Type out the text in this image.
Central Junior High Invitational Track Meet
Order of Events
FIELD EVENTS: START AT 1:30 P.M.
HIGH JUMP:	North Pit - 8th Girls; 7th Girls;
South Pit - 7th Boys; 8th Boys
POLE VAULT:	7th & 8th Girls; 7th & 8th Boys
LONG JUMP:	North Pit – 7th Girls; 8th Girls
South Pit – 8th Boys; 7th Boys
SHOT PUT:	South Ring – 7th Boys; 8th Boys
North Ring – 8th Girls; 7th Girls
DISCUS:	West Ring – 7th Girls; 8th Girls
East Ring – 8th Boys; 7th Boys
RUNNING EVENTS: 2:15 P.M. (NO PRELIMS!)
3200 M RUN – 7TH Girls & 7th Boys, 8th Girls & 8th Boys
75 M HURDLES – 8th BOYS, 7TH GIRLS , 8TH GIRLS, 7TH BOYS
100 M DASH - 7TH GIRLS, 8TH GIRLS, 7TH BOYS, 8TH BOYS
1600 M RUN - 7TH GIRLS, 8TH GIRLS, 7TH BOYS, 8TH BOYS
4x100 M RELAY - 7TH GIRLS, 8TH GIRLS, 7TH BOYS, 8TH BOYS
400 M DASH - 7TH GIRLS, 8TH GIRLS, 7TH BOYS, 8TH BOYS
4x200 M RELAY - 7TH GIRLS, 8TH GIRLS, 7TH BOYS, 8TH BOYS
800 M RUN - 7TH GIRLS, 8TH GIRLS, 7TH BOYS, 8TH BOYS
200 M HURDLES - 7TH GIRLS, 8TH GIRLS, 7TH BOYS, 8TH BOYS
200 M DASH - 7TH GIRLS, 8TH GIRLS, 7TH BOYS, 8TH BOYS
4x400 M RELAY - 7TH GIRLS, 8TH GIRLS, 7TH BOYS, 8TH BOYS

++++++++++

Extract all of the material exactly as it is written.

WORKED ANSWER:
Type out the text in this image.
Central Junior High Invitational Track Meet
Order of Events
FIELD EVENTS: START AT 1:30 P.M.
HIGH JUMP:	North Pit - 8th Girls; 7th Girls;
South Pit - 7th Boys; 8th Boys
POLE VAULT:	7th & 8th Girls; 7th & 8th Boys
LONG JUMP:	North Pit – 7th Girls; 8th Girls
South Pit – 8th Boys; 7th Boys
SHOT PUT:	South Ring – 7th Boys; 8th Boys
North Ring – 8th Girls; 7th Girls
DISCUS:	West Ring – 7th Girls; 8th Girls
East Ring – 8th Boys; 7th Boys
RUNNING EVENTS: 2:15 P.M. (NO PRELIMS!)
3200 M RUN – 7TH Girls & 7th Boys, 8th Girls & 8th Boys
75 M HURDLES – 8th BOYS, 7TH GIRLS , 8TH GIRLS, 7TH BOYS
100 M DASH - 7TH GIRLS, 8TH GIRLS, 7TH BOYS, 8TH BOYS
1600 M RUN - 7TH GIRLS, 8TH GIRLS, 7TH BOYS, 8TH BOYS
4x100 M RELAY - 7TH GIRLS, 8TH GIRLS, 7TH BOYS, 8TH BOYS
400 M DASH - 7TH GIRLS, 8TH GIRLS, 7TH BOYS, 8TH BOYS
4x200 M RELAY - 7TH GIRLS, 8TH GIRLS, 7TH BOYS, 8TH BOYS
800 M RUN - 7TH GIRLS, 8TH GIRLS, 7TH BOYS, 8TH BOYS
200 M HURDLES - 7TH GIRLS, 8TH GIRLS, 7TH BOYS, 8TH BOYS
200 M DASH - 7TH GIRLS, 8TH GIRLS, 7TH BOYS, 8TH BOYS
4x400 M RELAY - 7TH GIRLS, 8TH GIRLS, 7TH BOYS, 8TH BOYS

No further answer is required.